Retype all of the data exactly as given.

··· Supplied data ···

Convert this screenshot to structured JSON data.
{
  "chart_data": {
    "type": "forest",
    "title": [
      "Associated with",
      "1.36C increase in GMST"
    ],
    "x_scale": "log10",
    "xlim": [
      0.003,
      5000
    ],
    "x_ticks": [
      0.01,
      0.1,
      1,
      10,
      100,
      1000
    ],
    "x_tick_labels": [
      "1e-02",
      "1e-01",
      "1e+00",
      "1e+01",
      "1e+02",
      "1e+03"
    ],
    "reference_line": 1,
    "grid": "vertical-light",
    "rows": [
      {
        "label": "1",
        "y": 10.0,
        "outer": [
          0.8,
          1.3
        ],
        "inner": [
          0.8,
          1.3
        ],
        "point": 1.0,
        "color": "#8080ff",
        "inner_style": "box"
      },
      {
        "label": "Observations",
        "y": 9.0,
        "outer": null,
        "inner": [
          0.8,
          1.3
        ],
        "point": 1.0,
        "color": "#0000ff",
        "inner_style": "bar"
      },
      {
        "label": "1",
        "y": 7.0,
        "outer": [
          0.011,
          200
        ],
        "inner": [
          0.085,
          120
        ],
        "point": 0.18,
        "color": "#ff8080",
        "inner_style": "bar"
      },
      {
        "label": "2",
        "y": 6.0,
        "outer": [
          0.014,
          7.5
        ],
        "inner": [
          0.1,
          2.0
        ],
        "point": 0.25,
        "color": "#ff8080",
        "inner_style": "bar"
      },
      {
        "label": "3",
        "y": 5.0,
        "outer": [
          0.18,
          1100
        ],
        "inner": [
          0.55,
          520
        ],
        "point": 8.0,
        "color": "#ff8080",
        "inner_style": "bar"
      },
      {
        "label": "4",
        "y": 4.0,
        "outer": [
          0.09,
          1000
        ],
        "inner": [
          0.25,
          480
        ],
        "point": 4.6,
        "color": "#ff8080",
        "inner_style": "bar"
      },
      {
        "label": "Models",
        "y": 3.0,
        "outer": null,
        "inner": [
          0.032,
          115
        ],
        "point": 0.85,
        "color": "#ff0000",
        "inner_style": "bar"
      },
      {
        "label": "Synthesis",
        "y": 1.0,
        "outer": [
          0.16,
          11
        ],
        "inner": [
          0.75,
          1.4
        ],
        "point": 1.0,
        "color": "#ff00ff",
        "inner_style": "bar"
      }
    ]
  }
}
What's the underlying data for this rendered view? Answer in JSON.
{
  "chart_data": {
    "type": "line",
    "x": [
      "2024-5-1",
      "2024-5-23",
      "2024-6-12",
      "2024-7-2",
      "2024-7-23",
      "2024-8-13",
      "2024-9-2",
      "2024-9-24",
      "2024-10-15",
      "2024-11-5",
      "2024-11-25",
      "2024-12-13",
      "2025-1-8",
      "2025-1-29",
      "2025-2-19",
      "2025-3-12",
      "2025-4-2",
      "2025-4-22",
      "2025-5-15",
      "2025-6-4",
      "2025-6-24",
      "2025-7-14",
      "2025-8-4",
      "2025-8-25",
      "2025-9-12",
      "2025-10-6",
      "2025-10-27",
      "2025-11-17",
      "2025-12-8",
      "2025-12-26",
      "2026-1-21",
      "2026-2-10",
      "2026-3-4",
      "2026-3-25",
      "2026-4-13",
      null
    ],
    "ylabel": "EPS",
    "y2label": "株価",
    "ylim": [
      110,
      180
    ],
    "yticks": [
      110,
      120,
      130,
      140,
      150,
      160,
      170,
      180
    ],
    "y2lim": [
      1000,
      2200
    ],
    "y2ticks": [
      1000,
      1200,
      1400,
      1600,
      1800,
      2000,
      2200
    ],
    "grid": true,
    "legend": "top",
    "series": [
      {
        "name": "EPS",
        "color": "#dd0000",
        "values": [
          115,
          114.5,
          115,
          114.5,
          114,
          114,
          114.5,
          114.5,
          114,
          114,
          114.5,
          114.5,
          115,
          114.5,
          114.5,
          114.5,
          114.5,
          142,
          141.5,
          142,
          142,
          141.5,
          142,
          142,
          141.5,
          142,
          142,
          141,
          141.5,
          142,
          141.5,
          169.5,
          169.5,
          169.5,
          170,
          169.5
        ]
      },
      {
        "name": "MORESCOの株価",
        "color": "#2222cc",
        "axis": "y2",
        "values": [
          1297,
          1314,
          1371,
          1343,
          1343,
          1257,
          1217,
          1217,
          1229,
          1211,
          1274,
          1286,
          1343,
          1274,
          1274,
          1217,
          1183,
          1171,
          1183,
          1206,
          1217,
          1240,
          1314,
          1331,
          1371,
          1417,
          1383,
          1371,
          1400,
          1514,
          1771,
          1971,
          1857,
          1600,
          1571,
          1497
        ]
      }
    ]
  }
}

···

The output:
Convert this screenshot to structured JSON data.
{
  "chart_data": {
    "type": "forest",
    "title": [
      "Associated with",
      "1.36C increase in GMST"
    ],
    "x_scale": "log10",
    "xlim": [
      0.003,
      5000
    ],
    "x_ticks": [
      0.01,
      0.1,
      1,
      10,
      100,
      1000
    ],
    "x_tick_labels": [
      "1e-02",
      "1e-01",
      "1e+00",
      "1e+01",
      "1e+02",
      "1e+03"
    ],
    "reference_line": 1,
    "grid": "vertical-light",
    "rows": [
      {
        "label": "1",
        "y": 10.0,
        "outer": [
          0.8,
          1.3
        ],
        "inner": [
          0.8,
          1.3
        ],
        "point": 1.0,
        "color": "#8080ff",
        "inner_style": "box"
      },
      {
        "label": "Observations",
        "y": 9.0,
        "outer": null,
        "inner": [
          0.8,
          1.3
        ],
        "point": 1.0,
        "color": "#0000ff",
        "inner_style": "bar"
      },
      {
        "label": "1",
        "y": 7.0,
        "outer": [
          0.011,
          200
        ],
        "inner": [
          0.085,
          120
        ],
        "point": 0.18,
        "color": "#ff8080",
        "inner_style": "bar"
      },
      {
        "label": "2",
        "y": 6.0,
        "outer": [
          0.014,
          7.5
        ],
        "inner": [
          0.1,
          2.0
        ],
        "point": 0.25,
        "color": "#ff8080",
        "inner_style": "bar"
      },
      {
        "label": "3",
        "y": 5.0,
        "outer": [
          0.18,
          1100
        ],
        "inner": [
          0.55,
          520
        ],
        "point": 8.0,
        "color": "#ff8080",
        "inner_style": "bar"
      },
      {
        "label": "4",
        "y": 4.0,
        "outer": [
          0.09,
          1000
        ],
        "inner": [
          0.25,
          480
        ],
        "point": 4.6,
        "color": "#ff8080",
        "inner_style": "bar"
      },
      {
        "label": "Models",
        "y": 3.0,
        "outer": null,
        "inner": [
          0.032,
          115
        ],
        "point": 0.85,
        "color": "#ff0000",
        "inner_style": "bar"
      },
      {
        "label": "Synthesis",
        "y": 1.0,
        "outer": [
          0.16,
          11
        ],
        "inner": [
          0.75,
          1.4
        ],
        "point": 1.0,
        "color": "#ff00ff",
        "inner_style": "bar"
      }
    ]
  }
}
What's the underlying data for this rendered view? Answer in JSON.
{
  "chart_data": {
    "type": "line",
    "x": [
      "2024-5-1",
      "2024-5-23",
      "2024-6-12",
      "2024-7-2",
      "2024-7-23",
      "2024-8-13",
      "2024-9-2",
      "2024-9-24",
      "2024-10-15",
      "2024-11-5",
      "2024-11-25",
      "2024-12-13",
      "2025-1-8",
      "2025-1-29",
      "2025-2-19",
      "2025-3-12",
      "2025-4-2",
      "2025-4-22",
      "2025-5-15",
      "2025-6-4",
      "2025-6-24",
      "2025-7-14",
      "2025-8-4",
      "2025-8-25",
      "2025-9-12",
      "2025-10-6",
      "2025-10-27",
      "2025-11-17",
      "2025-12-8",
      "2025-12-26",
      "2026-1-21",
      "2026-2-10",
      "2026-3-4",
      "2026-3-25",
      "2026-4-13",
      null
    ],
    "ylabel": "EPS",
    "y2label": "株価",
    "ylim": [
      110,
      180
    ],
    "yticks": [
      110,
      120,
      130,
      140,
      150,
      160,
      170,
      180
    ],
    "y2lim": [
      1000,
      2200
    ],
    "y2ticks": [
      1000,
      1200,
      1400,
      1600,
      1800,
      2000,
      2200
    ],
    "grid": true,
    "legend": "top",
    "series": [
      {
        "name": "EPS",
        "color": "#dd0000",
        "values": [
          115,
          114.5,
          115,
          114.5,
          114,
          114,
          114.5,
          114.5,
          114,
          114,
          114.5,
          114.5,
          115,
          114.5,
          114.5,
          114.5,
          114.5,
          142,
          141.5,
          142,
          142,
          141.5,
          142,
          142,
          141.5,
          142,
          142,
          141,
          141.5,
          142,
          141.5,
          169.5,
          169.5,
          169.5,
          170,
          169.5
        ]
      },
      {
        "name": "MORESCOの株価",
        "color": "#2222cc",
        "axis": "y2",
        "values": [
          1297,
          1314,
          1371,
          1343,
          1343,
          1257,
          1217,
          1217,
          1229,
          1211,
          1274,
          1286,
          1343,
          1274,
          1274,
          1217,
          1183,
          1171,
          1183,
          1206,
          1217,
          1240,
          1314,
          1331,
          1371,
          1417,
          1383,
          1371,
          1400,
          1514,
          1771,
          1971,
          1857,
          1600,
          1571,
          1497
        ]
      }
    ]
  }
}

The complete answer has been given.